= Directions for this task =
Revise the mailing-list post on comparing files from the passage between "I implemented MD5" and "dozens of megs.)", inclusive, so that "SHA-256" replaces "MD5", and give that revised portion.

I implemented MD5 hashing and comparison in a file diff utility I 
wrote for internal use, and I gotta say . . . it was *fast* with tens 
of thousands of files of varying size. (Say, anywhere from 4KB to 
dozens of megs.)


--
m-s

On 20 Nov, 2007, at 16:42, Frank Reiff wrote:

> Hi Jean-Daniel,
>
> Thanks for your response.
>
> On 16 Nov 2007, at 14:46, Jean-Daniel Dupas wrote:
>

>>
>> Le 16 nov. 07 à 14:25, Frank Reiff a écrit :

>>> Another issue is of course performance. Comparing byte-by-byte is 
>>> certainly the simplest and most reliable way of doing this, but 
>>> it's SLOW.. on the other hand I don't really know what the 
>>> performance characteristics of an MD5, CRC32, or SHA hash are and 
>>> whether or not you need to read in the whole file contents to 
>>> apply them..
>>>
>>> It would thus be great if somebody, somewhere had published a 
>>> ready-to-use - (BOOL) file: (NSString*) path isIdenticalTo: 
>>> (NSString*) path2; method :-)

= Data provided =

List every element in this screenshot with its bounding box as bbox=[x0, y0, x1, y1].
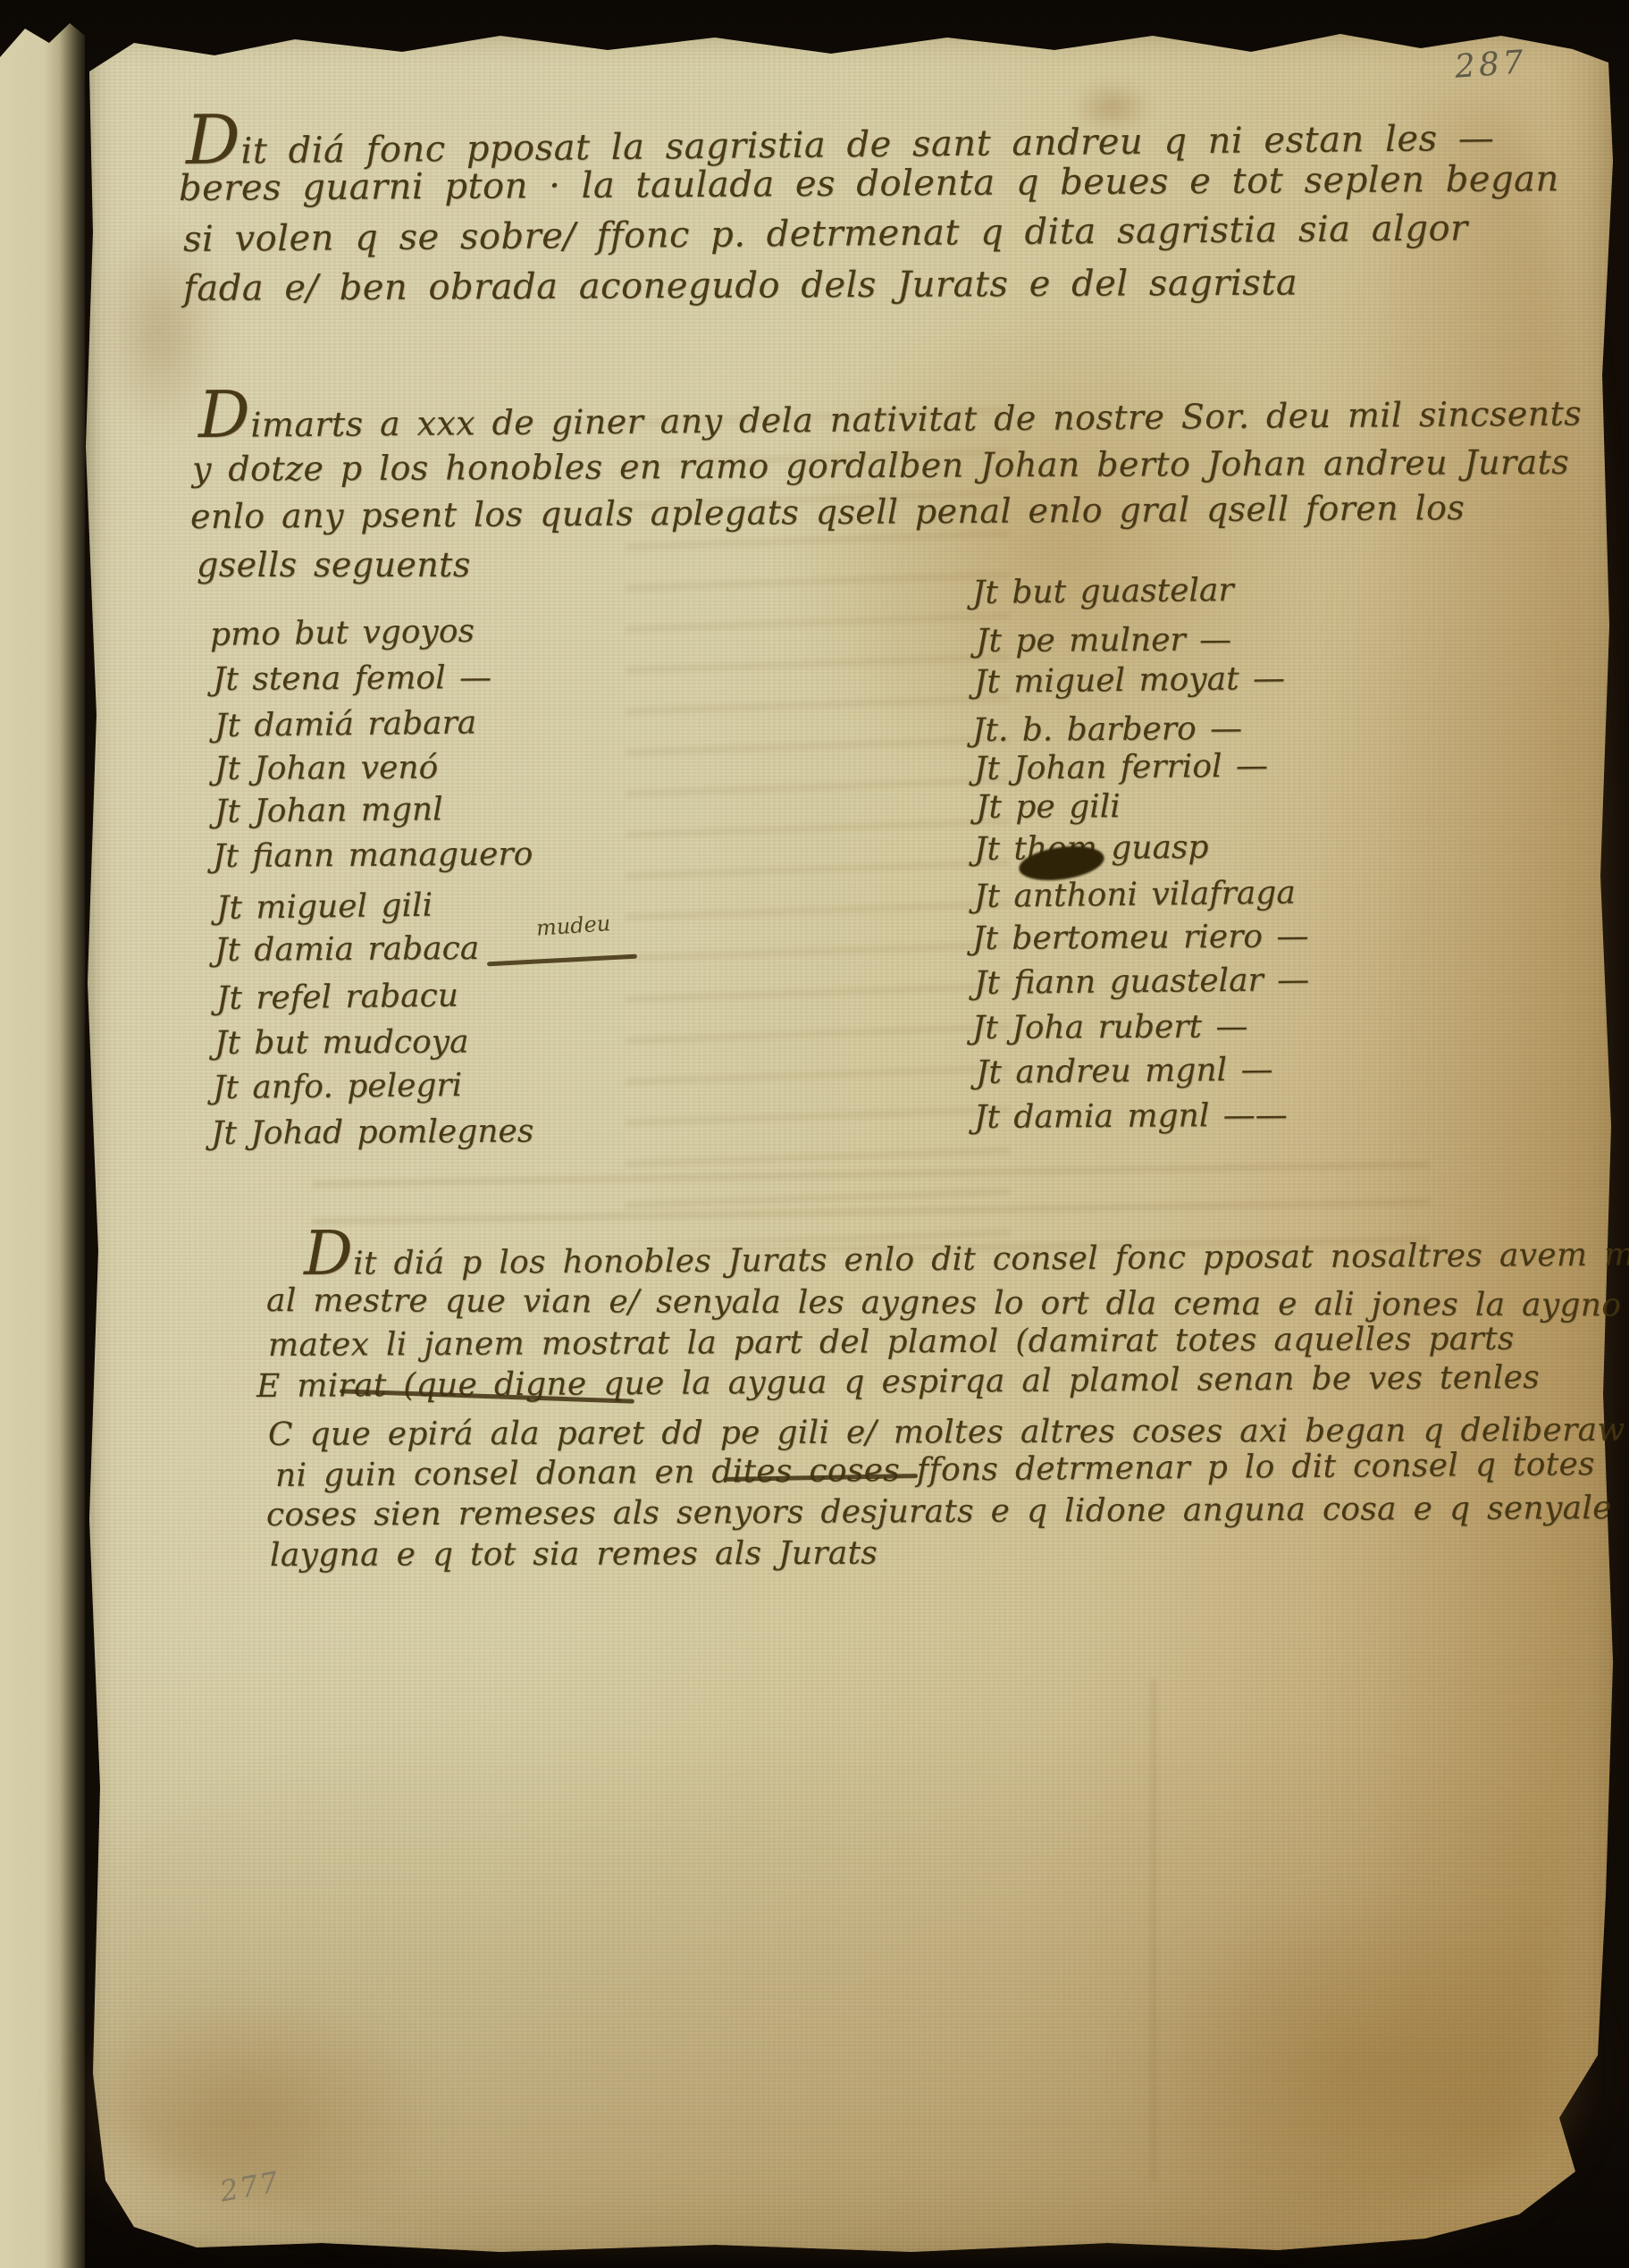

= Exercise answer =
I implemented SHA-256 hashing and comparison in a file diff utility I 
wrote for internal use, and I gotta say . . . it was *fast* with tens 
of thousands of files of varying size. (Say, anywhere from 4KB to 
dozens of megs.)